Written instruction -> Each line below should be retyped exactly, with no pictures.

== == ==

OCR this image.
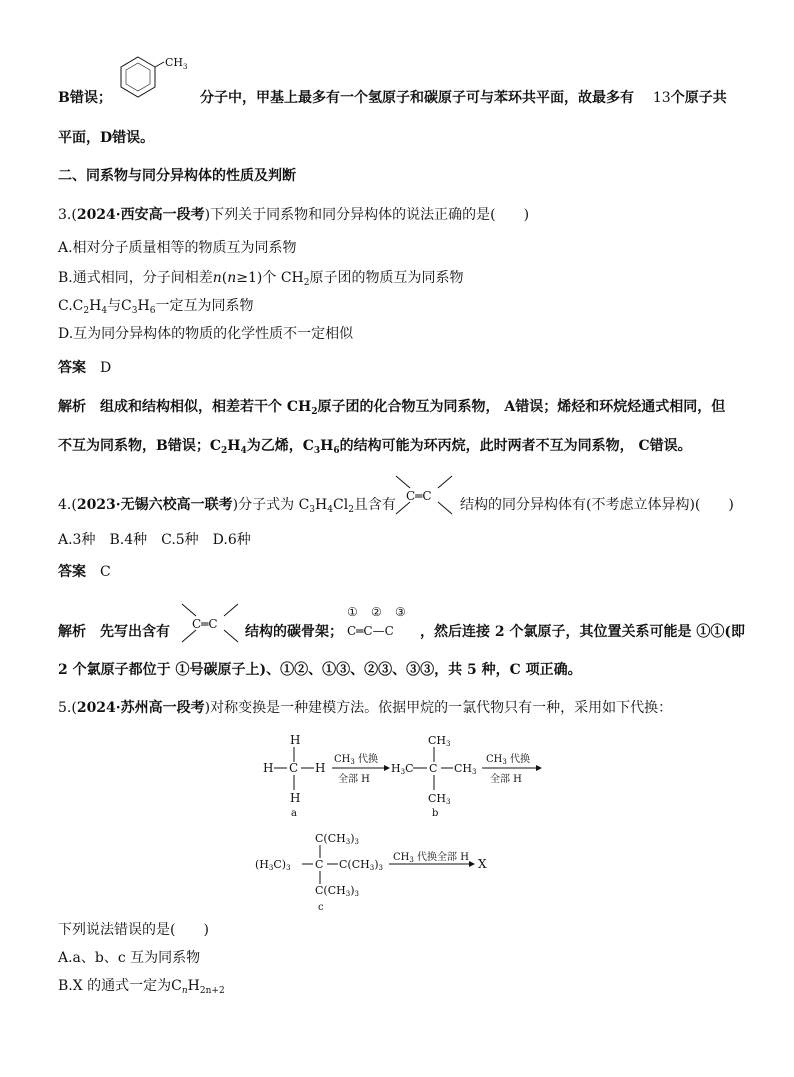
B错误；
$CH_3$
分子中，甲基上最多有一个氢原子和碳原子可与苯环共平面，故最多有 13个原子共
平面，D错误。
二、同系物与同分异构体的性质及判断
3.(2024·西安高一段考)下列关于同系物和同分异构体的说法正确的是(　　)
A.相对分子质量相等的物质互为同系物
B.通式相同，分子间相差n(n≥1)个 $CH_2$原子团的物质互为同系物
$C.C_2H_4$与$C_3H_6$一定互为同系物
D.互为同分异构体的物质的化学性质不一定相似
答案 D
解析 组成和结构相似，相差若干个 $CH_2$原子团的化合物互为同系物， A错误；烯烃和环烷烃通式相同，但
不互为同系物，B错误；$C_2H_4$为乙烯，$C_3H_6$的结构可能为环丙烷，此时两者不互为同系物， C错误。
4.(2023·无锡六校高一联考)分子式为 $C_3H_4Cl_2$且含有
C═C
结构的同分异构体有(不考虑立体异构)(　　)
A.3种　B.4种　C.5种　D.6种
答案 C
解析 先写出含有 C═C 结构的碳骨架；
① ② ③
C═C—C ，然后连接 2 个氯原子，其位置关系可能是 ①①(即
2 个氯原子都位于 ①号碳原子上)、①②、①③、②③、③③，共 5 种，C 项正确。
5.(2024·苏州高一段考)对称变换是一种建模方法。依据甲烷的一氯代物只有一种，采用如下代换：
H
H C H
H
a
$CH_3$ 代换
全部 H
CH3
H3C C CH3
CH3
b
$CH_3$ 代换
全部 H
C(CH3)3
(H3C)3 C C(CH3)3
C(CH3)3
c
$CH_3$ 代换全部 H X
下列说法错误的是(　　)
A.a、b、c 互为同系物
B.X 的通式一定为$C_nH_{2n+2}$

== == ==

Task result ->
OCR this image.
B错误；
$CH_3$
分子中，甲基上最多有一个氢原子和碳原子可与苯环共平面，故最多有 13个原子共
平面，D错误。
二、同系物与同分异构体的性质及判断
3.(2024·西安高一段考)下列关于同系物和同分异构体的说法正确的是(　　)
A.相对分子质量相等的物质互为同系物
B.通式相同，分子间相差n(n≥1)个 $CH_2$原子团的物质互为同系物
$C.C_2H_4$与$C_3H_6$一定互为同系物
D.互为同分异构体的物质的化学性质不一定相似
答案 D
解析 组成和结构相似，相差若干个 $CH_2$原子团的化合物互为同系物， A错误；烯烃和环烷烃通式相同，但
不互为同系物，B错误；$C_2H_4$为乙烯，$C_3H_6$的结构可能为环丙烷，此时两者不互为同系物， C错误。
4.(2023·无锡六校高一联考)分子式为 $C_3H_4Cl_2$且含有
C═C
结构的同分异构体有(不考虑立体异构)(　　)
A.3种　B.4种　C.5种　D.6种
答案 C
解析 先写出含有 C═C 结构的碳骨架；
① ② ③
C═C—C ，然后连接 2 个氯原子，其位置关系可能是 ①①(即
2 个氯原子都位于 ①号碳原子上)、①②、①③、②③、③③，共 5 种，C 项正确。
5.(2024·苏州高一段考)对称变换是一种建模方法。依据甲烷的一氯代物只有一种，采用如下代换：
H
H C H
H
a
$CH_3$ 代换
全部 H
CH3
H3C C CH3
CH3
b
$CH_3$ 代换
全部 H
C(CH3)3
(H3C)3 C C(CH3)3
C(CH3)3
c
$CH_3$ 代换全部 H X
下列说法错误的是(　　)
A.a、b、c 互为同系物
B.X 的通式一定为$C_nH_{2n+2}$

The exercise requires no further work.